╔══
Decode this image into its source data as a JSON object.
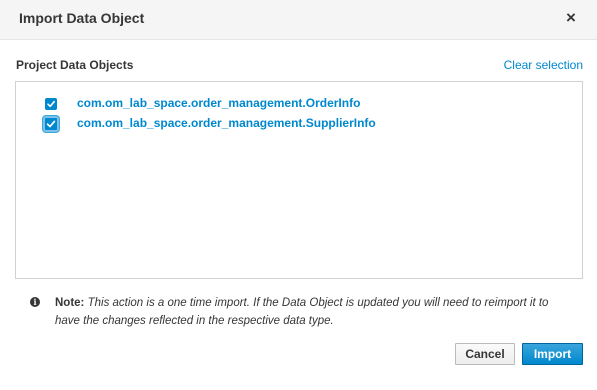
{
  "dialog": {
    "title": "Import Data Object",
    "close_icon": "close-icon",
    "close_glyph": "×"
  },
  "section": {
    "label": "Project Data Objects",
    "clear_link": "Clear selection"
  },
  "objects": [
    {
      "label": "com.om_lab_space.order_management.OrderInfo",
      "checked": true
    },
    {
      "label": "com.om_lab_space.order_management.SupplierInfo",
      "checked": true
    }
  ],
  "note": {
    "icon": "info-icon",
    "icon_glyph": "i",
    "prefix": "Note:",
    "text": "This action is a one time import. If the Data Object is updated you will need to reimport it to have the changes reflected in the respective data type."
  },
  "buttons": {
    "cancel": "Cancel",
    "import": "Import"
  },
  "colors": {
    "accent": "#0088ce",
    "header_bg": "#f5f5f5"
  }
}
╚══
Return the listing above unchanged, apart from dropping its pictures.

▸ Problem solution:
Decode this image into its source data as a JSON object.
{
  "dialog": {
    "title": "Import Data Object",
    "close_icon": "close-icon",
    "close_glyph": "×"
  },
  "section": {
    "label": "Project Data Objects",
    "clear_link": "Clear selection"
  },
  "objects": [
    {
      "label": "com.om_lab_space.order_management.OrderInfo",
      "checked": true
    },
    {
      "label": "com.om_lab_space.order_management.SupplierInfo",
      "checked": true
    }
  ],
  "note": {
    "icon": "info-icon",
    "icon_glyph": "i",
    "prefix": "Note:",
    "text": "This action is a one time import. If the Data Object is updated you will need to reimport it to have the changes reflected in the respective data type."
  },
  "buttons": {
    "cancel": "Cancel",
    "import": "Import"
  },
  "colors": {
    "accent": "#0088ce",
    "header_bg": "#f5f5f5"
  }
}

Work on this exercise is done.